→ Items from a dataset
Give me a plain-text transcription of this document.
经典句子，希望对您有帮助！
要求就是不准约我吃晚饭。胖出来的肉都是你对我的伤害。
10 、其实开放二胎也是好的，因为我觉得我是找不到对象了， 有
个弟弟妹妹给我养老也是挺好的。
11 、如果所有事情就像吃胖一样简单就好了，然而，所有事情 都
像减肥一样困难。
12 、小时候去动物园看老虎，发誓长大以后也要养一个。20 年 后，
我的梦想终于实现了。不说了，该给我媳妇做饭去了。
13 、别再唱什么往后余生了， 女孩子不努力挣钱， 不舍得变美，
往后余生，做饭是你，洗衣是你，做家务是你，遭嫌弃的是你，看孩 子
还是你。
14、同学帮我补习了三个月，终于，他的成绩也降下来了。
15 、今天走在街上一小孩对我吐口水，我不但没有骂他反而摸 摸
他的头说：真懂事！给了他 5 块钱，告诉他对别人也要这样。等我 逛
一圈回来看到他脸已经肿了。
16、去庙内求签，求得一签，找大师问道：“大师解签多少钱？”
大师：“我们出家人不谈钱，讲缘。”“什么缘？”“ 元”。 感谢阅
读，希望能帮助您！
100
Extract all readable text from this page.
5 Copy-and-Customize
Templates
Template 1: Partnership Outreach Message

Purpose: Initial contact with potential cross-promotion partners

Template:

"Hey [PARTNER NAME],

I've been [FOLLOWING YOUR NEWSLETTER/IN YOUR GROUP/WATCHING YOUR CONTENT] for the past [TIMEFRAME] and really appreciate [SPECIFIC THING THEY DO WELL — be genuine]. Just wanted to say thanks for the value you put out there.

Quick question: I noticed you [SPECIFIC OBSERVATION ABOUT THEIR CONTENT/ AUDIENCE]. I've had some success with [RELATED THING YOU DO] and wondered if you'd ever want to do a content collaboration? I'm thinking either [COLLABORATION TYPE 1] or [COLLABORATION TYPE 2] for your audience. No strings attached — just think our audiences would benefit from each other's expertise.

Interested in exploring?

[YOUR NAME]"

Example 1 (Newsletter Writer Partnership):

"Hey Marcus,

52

→ WHAT NEEDS TO BE DONE
Transcribe every entry exactly, omitting nothing.

→ RESULT FOR THIS TASK
Give me a plain-text transcription of this document.
经典句子，希望对您有帮助！
要求就是不准约我吃晚饭。胖出来的肉都是你对我的伤害。
10 、其实开放二胎也是好的，因为我觉得我是找不到对象了， 有
个弟弟妹妹给我养老也是挺好的。
11 、如果所有事情就像吃胖一样简单就好了，然而，所有事情 都
像减肥一样困难。
12 、小时候去动物园看老虎，发誓长大以后也要养一个。20 年 后，
我的梦想终于实现了。不说了，该给我媳妇做饭去了。
13 、别再唱什么往后余生了， 女孩子不努力挣钱， 不舍得变美，
往后余生，做饭是你，洗衣是你，做家务是你，遭嫌弃的是你，看孩 子
还是你。
14、同学帮我补习了三个月，终于，他的成绩也降下来了。
15 、今天走在街上一小孩对我吐口水，我不但没有骂他反而摸 摸
他的头说：真懂事！给了他 5 块钱，告诉他对别人也要这样。等我 逛
一圈回来看到他脸已经肿了。
16、去庙内求签，求得一签，找大师问道：“大师解签多少钱？”
大师：“我们出家人不谈钱，讲缘。”“什么缘？”“ 元”。 感谢阅
读，希望能帮助您！
100
Extract all readable text from this page.
5 Copy-and-Customize
Templates
Template 1: Partnership Outreach Message

Purpose: Initial contact with potential cross-promotion partners

Template:

"Hey [PARTNER NAME],

I've been [FOLLOWING YOUR NEWSLETTER/IN YOUR GROUP/WATCHING YOUR CONTENT] for the past [TIMEFRAME] and really appreciate [SPECIFIC THING THEY DO WELL — be genuine]. Just wanted to say thanks for the value you put out there.

Quick question: I noticed you [SPECIFIC OBSERVATION ABOUT THEIR CONTENT/ AUDIENCE]. I've had some success with [RELATED THING YOU DO] and wondered if you'd ever want to do a content collaboration? I'm thinking either [COLLABORATION TYPE 1] or [COLLABORATION TYPE 2] for your audience. No strings attached — just think our audiences would benefit from each other's expertise.

Interested in exploring?

[YOUR NAME]"

Example 1 (Newsletter Writer Partnership):

"Hey Marcus,

52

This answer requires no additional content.